MATERIAL FOR THE TASK:
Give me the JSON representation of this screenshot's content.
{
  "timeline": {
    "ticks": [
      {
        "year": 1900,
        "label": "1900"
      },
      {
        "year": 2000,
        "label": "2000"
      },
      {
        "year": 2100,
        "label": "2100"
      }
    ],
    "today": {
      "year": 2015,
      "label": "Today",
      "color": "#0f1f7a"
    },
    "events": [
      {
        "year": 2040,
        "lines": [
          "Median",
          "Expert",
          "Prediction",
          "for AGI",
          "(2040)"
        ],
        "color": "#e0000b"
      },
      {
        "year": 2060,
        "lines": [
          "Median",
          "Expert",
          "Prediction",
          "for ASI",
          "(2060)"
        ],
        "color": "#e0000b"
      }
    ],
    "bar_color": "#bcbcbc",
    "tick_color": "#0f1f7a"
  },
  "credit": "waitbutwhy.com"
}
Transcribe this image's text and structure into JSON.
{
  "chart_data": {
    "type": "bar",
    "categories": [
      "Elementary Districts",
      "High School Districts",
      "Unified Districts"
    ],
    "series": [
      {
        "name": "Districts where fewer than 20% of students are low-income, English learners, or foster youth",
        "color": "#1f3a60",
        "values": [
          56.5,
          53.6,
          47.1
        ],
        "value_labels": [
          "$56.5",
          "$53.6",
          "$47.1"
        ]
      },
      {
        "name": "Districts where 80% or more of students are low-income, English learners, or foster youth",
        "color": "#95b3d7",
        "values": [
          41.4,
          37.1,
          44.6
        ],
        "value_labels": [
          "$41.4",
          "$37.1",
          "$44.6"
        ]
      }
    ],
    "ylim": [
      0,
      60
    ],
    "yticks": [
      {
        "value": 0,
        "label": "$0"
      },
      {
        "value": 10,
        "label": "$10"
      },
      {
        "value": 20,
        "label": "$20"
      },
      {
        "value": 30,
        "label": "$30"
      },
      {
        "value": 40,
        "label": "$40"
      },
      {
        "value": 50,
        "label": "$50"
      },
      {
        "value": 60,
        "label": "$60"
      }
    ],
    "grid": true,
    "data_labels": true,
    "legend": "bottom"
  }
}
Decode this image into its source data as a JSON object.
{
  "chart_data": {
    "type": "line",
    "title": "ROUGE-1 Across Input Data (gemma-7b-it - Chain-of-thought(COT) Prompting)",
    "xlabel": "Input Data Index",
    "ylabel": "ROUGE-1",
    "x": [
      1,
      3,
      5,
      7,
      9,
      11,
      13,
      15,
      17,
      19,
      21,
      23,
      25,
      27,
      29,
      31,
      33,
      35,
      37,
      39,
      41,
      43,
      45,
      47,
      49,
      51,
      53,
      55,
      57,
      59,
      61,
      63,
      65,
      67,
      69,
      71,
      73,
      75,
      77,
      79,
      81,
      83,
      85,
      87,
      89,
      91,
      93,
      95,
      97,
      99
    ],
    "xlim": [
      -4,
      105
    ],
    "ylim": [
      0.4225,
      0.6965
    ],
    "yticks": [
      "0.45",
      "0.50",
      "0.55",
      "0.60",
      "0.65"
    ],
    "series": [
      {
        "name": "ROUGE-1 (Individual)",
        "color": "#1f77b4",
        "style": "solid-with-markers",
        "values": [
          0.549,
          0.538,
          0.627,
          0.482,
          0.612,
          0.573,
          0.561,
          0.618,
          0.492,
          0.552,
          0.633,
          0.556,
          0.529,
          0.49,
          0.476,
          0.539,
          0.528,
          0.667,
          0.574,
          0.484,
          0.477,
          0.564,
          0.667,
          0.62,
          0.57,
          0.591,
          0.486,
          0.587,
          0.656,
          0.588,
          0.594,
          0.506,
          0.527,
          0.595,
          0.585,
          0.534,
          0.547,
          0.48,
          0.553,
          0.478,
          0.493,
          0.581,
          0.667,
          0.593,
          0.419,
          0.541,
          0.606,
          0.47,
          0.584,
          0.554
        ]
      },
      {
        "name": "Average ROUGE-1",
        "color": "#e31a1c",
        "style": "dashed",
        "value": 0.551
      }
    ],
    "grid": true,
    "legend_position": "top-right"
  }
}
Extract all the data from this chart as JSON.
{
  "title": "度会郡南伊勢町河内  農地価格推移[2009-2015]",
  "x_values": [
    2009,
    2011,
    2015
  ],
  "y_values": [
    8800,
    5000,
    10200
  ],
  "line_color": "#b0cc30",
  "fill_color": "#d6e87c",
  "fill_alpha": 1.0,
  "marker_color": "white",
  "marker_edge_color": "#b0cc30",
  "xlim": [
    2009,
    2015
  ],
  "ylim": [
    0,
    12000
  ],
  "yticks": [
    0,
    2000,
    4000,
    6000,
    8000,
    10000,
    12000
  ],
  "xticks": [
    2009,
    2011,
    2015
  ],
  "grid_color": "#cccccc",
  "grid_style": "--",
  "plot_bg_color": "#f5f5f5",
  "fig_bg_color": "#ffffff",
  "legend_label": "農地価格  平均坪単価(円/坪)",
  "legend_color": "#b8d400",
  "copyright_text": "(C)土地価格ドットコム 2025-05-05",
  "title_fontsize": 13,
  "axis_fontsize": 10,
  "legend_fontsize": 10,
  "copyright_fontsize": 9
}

PROBLEM TO WORK ON: Print out the whole listing exactly as it appears.

THE ANSWER:
Give me the JSON representation of this screenshot's content.
{
  "timeline": {
    "ticks": [
      {
        "year": 1900,
        "label": "1900"
      },
      {
        "year": 2000,
        "label": "2000"
      },
      {
        "year": 2100,
        "label": "2100"
      }
    ],
    "today": {
      "year": 2015,
      "label": "Today",
      "color": "#0f1f7a"
    },
    "events": [
      {
        "year": 2040,
        "lines": [
          "Median",
          "Expert",
          "Prediction",
          "for AGI",
          "(2040)"
        ],
        "color": "#e0000b"
      },
      {
        "year": 2060,
        "lines": [
          "Median",
          "Expert",
          "Prediction",
          "for ASI",
          "(2060)"
        ],
        "color": "#e0000b"
      }
    ],
    "bar_color": "#bcbcbc",
    "tick_color": "#0f1f7a"
  },
  "credit": "waitbutwhy.com"
}
Transcribe this image's text and structure into JSON.
{
  "chart_data": {
    "type": "bar",
    "categories": [
      "Elementary Districts",
      "High School Districts",
      "Unified Districts"
    ],
    "series": [
      {
        "name": "Districts where fewer than 20% of students are low-income, English learners, or foster youth",
        "color": "#1f3a60",
        "values": [
          56.5,
          53.6,
          47.1
        ],
        "value_labels": [
          "$56.5",
          "$53.6",
          "$47.1"
        ]
      },
      {
        "name": "Districts where 80% or more of students are low-income, English learners, or foster youth",
        "color": "#95b3d7",
        "values": [
          41.4,
          37.1,
          44.6
        ],
        "value_labels": [
          "$41.4",
          "$37.1",
          "$44.6"
        ]
      }
    ],
    "ylim": [
      0,
      60
    ],
    "yticks": [
      {
        "value": 0,
        "label": "$0"
      },
      {
        "value": 10,
        "label": "$10"
      },
      {
        "value": 20,
        "label": "$20"
      },
      {
        "value": 30,
        "label": "$30"
      },
      {
        "value": 40,
        "label": "$40"
      },
      {
        "value": 50,
        "label": "$50"
      },
      {
        "value": 60,
        "label": "$60"
      }
    ],
    "grid": true,
    "data_labels": true,
    "legend": "bottom"
  }
}
Decode this image into its source data as a JSON object.
{
  "chart_data": {
    "type": "line",
    "title": "ROUGE-1 Across Input Data (gemma-7b-it - Chain-of-thought(COT) Prompting)",
    "xlabel": "Input Data Index",
    "ylabel": "ROUGE-1",
    "x": [
      1,
      3,
      5,
      7,
      9,
      11,
      13,
      15,
      17,
      19,
      21,
      23,
      25,
      27,
      29,
      31,
      33,
      35,
      37,
      39,
      41,
      43,
      45,
      47,
      49,
      51,
      53,
      55,
      57,
      59,
      61,
      63,
      65,
      67,
      69,
      71,
      73,
      75,
      77,
      79,
      81,
      83,
      85,
      87,
      89,
      91,
      93,
      95,
      97,
      99
    ],
    "xlim": [
      -4,
      105
    ],
    "ylim": [
      0.4225,
      0.6965
    ],
    "yticks": [
      "0.45",
      "0.50",
      "0.55",
      "0.60",
      "0.65"
    ],
    "series": [
      {
        "name": "ROUGE-1 (Individual)",
        "color": "#1f77b4",
        "style": "solid-with-markers",
        "values": [
          0.549,
          0.538,
          0.627,
          0.482,
          0.612,
          0.573,
          0.561,
          0.618,
          0.492,
          0.552,
          0.633,
          0.556,
          0.529,
          0.49,
          0.476,
          0.539,
          0.528,
          0.667,
          0.574,
          0.484,
          0.477,
          0.564,
          0.667,
          0.62,
          0.57,
          0.591,
          0.486,
          0.587,
          0.656,
          0.588,
          0.594,
          0.506,
          0.527,
          0.595,
          0.585,
          0.534,
          0.547,
          0.48,
          0.553,
          0.478,
          0.493,
          0.581,
          0.667,
          0.593,
          0.419,
          0.541,
          0.606,
          0.47,
          0.584,
          0.554
        ]
      },
      {
        "name": "Average ROUGE-1",
        "color": "#e31a1c",
        "style": "dashed",
        "value": 0.551
      }
    ],
    "grid": true,
    "legend_position": "top-right"
  }
}
Extract all the data from this chart as JSON.
{
  "title": "度会郡南伊勢町河内  農地価格推移[2009-2015]",
  "x_values": [
    2009,
    2011,
    2015
  ],
  "y_values": [
    8800,
    5000,
    10200
  ],
  "line_color": "#b0cc30",
  "fill_color": "#d6e87c",
  "fill_alpha": 1.0,
  "marker_color": "white",
  "marker_edge_color": "#b0cc30",
  "xlim": [
    2009,
    2015
  ],
  "ylim": [
    0,
    12000
  ],
  "yticks": [
    0,
    2000,
    4000,
    6000,
    8000,
    10000,
    12000
  ],
  "xticks": [
    2009,
    2011,
    2015
  ],
  "grid_color": "#cccccc",
  "grid_style": "--",
  "plot_bg_color": "#f5f5f5",
  "fig_bg_color": "#ffffff",
  "legend_label": "農地価格  平均坪単価(円/坪)",
  "legend_color": "#b8d400",
  "copyright_text": "(C)土地価格ドットコム 2025-05-05",
  "title_fontsize": 13,
  "axis_fontsize": 10,
  "legend_fontsize": 10,
  "copyright_fontsize": 9
}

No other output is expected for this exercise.